— start of Raw data —
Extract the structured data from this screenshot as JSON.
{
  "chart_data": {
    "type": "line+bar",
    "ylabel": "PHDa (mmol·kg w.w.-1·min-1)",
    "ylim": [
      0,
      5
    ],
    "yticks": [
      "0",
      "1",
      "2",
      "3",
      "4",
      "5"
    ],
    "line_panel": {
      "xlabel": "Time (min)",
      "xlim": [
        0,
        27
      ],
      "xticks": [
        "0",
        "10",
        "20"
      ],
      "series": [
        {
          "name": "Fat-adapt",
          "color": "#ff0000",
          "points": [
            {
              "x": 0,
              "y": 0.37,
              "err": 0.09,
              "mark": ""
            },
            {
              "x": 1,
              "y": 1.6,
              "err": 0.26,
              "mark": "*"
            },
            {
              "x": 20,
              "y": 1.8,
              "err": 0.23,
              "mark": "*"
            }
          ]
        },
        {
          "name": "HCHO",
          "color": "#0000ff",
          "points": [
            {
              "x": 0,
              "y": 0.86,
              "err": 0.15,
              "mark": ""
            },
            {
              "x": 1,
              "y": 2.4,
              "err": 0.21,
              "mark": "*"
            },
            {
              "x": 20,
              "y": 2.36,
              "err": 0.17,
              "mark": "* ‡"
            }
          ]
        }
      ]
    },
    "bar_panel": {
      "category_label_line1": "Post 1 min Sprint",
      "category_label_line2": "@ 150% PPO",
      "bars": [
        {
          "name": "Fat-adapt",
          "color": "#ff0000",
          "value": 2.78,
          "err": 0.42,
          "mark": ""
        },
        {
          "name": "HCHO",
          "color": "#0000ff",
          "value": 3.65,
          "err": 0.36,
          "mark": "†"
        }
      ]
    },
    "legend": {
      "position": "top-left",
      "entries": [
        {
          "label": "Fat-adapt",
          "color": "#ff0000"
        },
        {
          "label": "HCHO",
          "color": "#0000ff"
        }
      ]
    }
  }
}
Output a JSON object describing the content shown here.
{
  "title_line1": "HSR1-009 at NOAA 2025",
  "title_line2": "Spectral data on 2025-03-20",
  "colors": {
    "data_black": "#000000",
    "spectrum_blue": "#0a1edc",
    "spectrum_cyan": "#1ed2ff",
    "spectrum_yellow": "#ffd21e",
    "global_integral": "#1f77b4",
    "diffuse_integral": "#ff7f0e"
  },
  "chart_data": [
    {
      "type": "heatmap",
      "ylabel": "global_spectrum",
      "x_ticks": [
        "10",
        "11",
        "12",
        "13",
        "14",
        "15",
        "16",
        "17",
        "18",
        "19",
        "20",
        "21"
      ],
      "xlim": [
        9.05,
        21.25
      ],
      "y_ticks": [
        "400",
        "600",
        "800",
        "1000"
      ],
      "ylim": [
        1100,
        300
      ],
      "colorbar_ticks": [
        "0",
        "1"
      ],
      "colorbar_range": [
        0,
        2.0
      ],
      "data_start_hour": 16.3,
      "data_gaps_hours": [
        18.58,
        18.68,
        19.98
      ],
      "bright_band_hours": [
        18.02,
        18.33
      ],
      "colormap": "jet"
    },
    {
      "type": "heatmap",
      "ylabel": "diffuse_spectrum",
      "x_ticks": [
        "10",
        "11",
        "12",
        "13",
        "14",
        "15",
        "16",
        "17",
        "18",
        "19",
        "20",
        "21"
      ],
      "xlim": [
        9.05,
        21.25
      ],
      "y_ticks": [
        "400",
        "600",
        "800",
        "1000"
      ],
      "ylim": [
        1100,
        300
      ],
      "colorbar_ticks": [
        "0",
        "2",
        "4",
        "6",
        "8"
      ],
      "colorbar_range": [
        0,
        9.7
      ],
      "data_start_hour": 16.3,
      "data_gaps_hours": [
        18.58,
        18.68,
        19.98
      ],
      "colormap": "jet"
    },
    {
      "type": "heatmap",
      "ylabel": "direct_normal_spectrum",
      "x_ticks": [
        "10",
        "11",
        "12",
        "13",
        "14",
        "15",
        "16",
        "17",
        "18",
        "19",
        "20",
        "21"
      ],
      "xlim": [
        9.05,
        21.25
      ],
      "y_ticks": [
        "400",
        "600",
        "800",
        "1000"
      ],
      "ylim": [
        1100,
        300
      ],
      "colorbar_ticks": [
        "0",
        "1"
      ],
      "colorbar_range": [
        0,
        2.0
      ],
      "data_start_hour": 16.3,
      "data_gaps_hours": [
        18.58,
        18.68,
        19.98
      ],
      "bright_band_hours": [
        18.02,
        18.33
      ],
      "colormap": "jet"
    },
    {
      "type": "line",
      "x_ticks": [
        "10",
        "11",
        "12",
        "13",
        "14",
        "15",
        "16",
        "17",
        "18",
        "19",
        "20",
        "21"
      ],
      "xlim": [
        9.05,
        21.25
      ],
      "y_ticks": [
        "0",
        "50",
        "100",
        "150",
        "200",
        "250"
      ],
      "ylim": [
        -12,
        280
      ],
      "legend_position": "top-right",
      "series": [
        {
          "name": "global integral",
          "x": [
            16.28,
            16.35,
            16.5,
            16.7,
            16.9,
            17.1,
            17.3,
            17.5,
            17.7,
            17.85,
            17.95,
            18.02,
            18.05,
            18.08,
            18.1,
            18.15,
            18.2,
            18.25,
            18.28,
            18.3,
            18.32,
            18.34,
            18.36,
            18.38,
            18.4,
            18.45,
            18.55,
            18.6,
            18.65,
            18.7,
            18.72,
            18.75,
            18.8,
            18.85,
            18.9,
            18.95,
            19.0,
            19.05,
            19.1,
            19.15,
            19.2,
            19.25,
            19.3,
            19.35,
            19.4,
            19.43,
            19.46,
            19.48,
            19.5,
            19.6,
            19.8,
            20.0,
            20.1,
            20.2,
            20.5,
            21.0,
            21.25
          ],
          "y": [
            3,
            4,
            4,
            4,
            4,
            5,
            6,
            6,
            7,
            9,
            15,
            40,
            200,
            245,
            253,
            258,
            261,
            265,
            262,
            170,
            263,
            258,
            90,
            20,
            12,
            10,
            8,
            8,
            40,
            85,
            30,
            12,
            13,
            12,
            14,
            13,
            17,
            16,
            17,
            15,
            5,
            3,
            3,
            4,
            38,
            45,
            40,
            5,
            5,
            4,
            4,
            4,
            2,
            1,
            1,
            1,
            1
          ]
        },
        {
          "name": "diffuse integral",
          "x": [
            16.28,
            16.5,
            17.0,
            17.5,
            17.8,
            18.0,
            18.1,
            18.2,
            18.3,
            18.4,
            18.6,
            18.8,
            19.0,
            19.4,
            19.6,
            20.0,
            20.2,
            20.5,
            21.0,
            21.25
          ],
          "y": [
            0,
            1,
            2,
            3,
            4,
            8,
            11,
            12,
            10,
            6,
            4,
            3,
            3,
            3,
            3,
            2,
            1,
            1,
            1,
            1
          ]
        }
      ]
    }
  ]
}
— end of Raw data —
All of the data needs to be reproduced exactly, with no line missing.

Extract the structured data from this screenshot as JSON.
{
  "chart_data": {
    "type": "line+bar",
    "ylabel": "PHDa (mmol·kg w.w.-1·min-1)",
    "ylim": [
      0,
      5
    ],
    "yticks": [
      "0",
      "1",
      "2",
      "3",
      "4",
      "5"
    ],
    "line_panel": {
      "xlabel": "Time (min)",
      "xlim": [
        0,
        27
      ],
      "xticks": [
        "0",
        "10",
        "20"
      ],
      "series": [
        {
          "name": "Fat-adapt",
          "color": "#ff0000",
          "points": [
            {
              "x": 0,
              "y": 0.37,
              "err": 0.09,
              "mark": ""
            },
            {
              "x": 1,
              "y": 1.6,
              "err": 0.26,
              "mark": "*"
            },
            {
              "x": 20,
              "y": 1.8,
              "err": 0.23,
              "mark": "*"
            }
          ]
        },
        {
          "name": "HCHO",
          "color": "#0000ff",
          "points": [
            {
              "x": 0,
              "y": 0.86,
              "err": 0.15,
              "mark": ""
            },
            {
              "x": 1,
              "y": 2.4,
              "err": 0.21,
              "mark": "*"
            },
            {
              "x": 20,
              "y": 2.36,
              "err": 0.17,
              "mark": "* ‡"
            }
          ]
        }
      ]
    },
    "bar_panel": {
      "category_label_line1": "Post 1 min Sprint",
      "category_label_line2": "@ 150% PPO",
      "bars": [
        {
          "name": "Fat-adapt",
          "color": "#ff0000",
          "value": 2.78,
          "err": 0.42,
          "mark": ""
        },
        {
          "name": "HCHO",
          "color": "#0000ff",
          "value": 3.65,
          "err": 0.36,
          "mark": "†"
        }
      ]
    },
    "legend": {
      "position": "top-left",
      "entries": [
        {
          "label": "Fat-adapt",
          "color": "#ff0000"
        },
        {
          "label": "HCHO",
          "color": "#0000ff"
        }
      ]
    }
  }
}
Output a JSON object describing the content shown here.
{
  "title_line1": "HSR1-009 at NOAA 2025",
  "title_line2": "Spectral data on 2025-03-20",
  "colors": {
    "data_black": "#000000",
    "spectrum_blue": "#0a1edc",
    "spectrum_cyan": "#1ed2ff",
    "spectrum_yellow": "#ffd21e",
    "global_integral": "#1f77b4",
    "diffuse_integral": "#ff7f0e"
  },
  "chart_data": [
    {
      "type": "heatmap",
      "ylabel": "global_spectrum",
      "x_ticks": [
        "10",
        "11",
        "12",
        "13",
        "14",
        "15",
        "16",
        "17",
        "18",
        "19",
        "20",
        "21"
      ],
      "xlim": [
        9.05,
        21.25
      ],
      "y_ticks": [
        "400",
        "600",
        "800",
        "1000"
      ],
      "ylim": [
        1100,
        300
      ],
      "colorbar_ticks": [
        "0",
        "1"
      ],
      "colorbar_range": [
        0,
        2.0
      ],
      "data_start_hour": 16.3,
      "data_gaps_hours": [
        18.58,
        18.68,
        19.98
      ],
      "bright_band_hours": [
        18.02,
        18.33
      ],
      "colormap": "jet"
    },
    {
      "type": "heatmap",
      "ylabel": "diffuse_spectrum",
      "x_ticks": [
        "10",
        "11",
        "12",
        "13",
        "14",
        "15",
        "16",
        "17",
        "18",
        "19",
        "20",
        "21"
      ],
      "xlim": [
        9.05,
        21.25
      ],
      "y_ticks": [
        "400",
        "600",
        "800",
        "1000"
      ],
      "ylim": [
        1100,
        300
      ],
      "colorbar_ticks": [
        "0",
        "2",
        "4",
        "6",
        "8"
      ],
      "colorbar_range": [
        0,
        9.7
      ],
      "data_start_hour": 16.3,
      "data_gaps_hours": [
        18.58,
        18.68,
        19.98
      ],
      "colormap": "jet"
    },
    {
      "type": "heatmap",
      "ylabel": "direct_normal_spectrum",
      "x_ticks": [
        "10",
        "11",
        "12",
        "13",
        "14",
        "15",
        "16",
        "17",
        "18",
        "19",
        "20",
        "21"
      ],
      "xlim": [
        9.05,
        21.25
      ],
      "y_ticks": [
        "400",
        "600",
        "800",
        "1000"
      ],
      "ylim": [
        1100,
        300
      ],
      "colorbar_ticks": [
        "0",
        "1"
      ],
      "colorbar_range": [
        0,
        2.0
      ],
      "data_start_hour": 16.3,
      "data_gaps_hours": [
        18.58,
        18.68,
        19.98
      ],
      "bright_band_hours": [
        18.02,
        18.33
      ],
      "colormap": "jet"
    },
    {
      "type": "line",
      "x_ticks": [
        "10",
        "11",
        "12",
        "13",
        "14",
        "15",
        "16",
        "17",
        "18",
        "19",
        "20",
        "21"
      ],
      "xlim": [
        9.05,
        21.25
      ],
      "y_ticks": [
        "0",
        "50",
        "100",
        "150",
        "200",
        "250"
      ],
      "ylim": [
        -12,
        280
      ],
      "legend_position": "top-right",
      "series": [
        {
          "name": "global integral",
          "x": [
            16.28,
            16.35,
            16.5,
            16.7,
            16.9,
            17.1,
            17.3,
            17.5,
            17.7,
            17.85,
            17.95,
            18.02,
            18.05,
            18.08,
            18.1,
            18.15,
            18.2,
            18.25,
            18.28,
            18.3,
            18.32,
            18.34,
            18.36,
            18.38,
            18.4,
            18.45,
            18.55,
            18.6,
            18.65,
            18.7,
            18.72,
            18.75,
            18.8,
            18.85,
            18.9,
            18.95,
            19.0,
            19.05,
            19.1,
            19.15,
            19.2,
            19.25,
            19.3,
            19.35,
            19.4,
            19.43,
            19.46,
            19.48,
            19.5,
            19.6,
            19.8,
            20.0,
            20.1,
            20.2,
            20.5,
            21.0,
            21.25
          ],
          "y": [
            3,
            4,
            4,
            4,
            4,
            5,
            6,
            6,
            7,
            9,
            15,
            40,
            200,
            245,
            253,
            258,
            261,
            265,
            262,
            170,
            263,
            258,
            90,
            20,
            12,
            10,
            8,
            8,
            40,
            85,
            30,
            12,
            13,
            12,
            14,
            13,
            17,
            16,
            17,
            15,
            5,
            3,
            3,
            4,
            38,
            45,
            40,
            5,
            5,
            4,
            4,
            4,
            2,
            1,
            1,
            1,
            1
          ]
        },
        {
          "name": "diffuse integral",
          "x": [
            16.28,
            16.5,
            17.0,
            17.5,
            17.8,
            18.0,
            18.1,
            18.2,
            18.3,
            18.4,
            18.6,
            18.8,
            19.0,
            19.4,
            19.6,
            20.0,
            20.2,
            20.5,
            21.0,
            21.25
          ],
          "y": [
            0,
            1,
            2,
            3,
            4,
            8,
            11,
            12,
            10,
            6,
            4,
            3,
            3,
            3,
            3,
            2,
            1,
            1,
            1,
            1
          ]
        }
      ]
    }
  ]
}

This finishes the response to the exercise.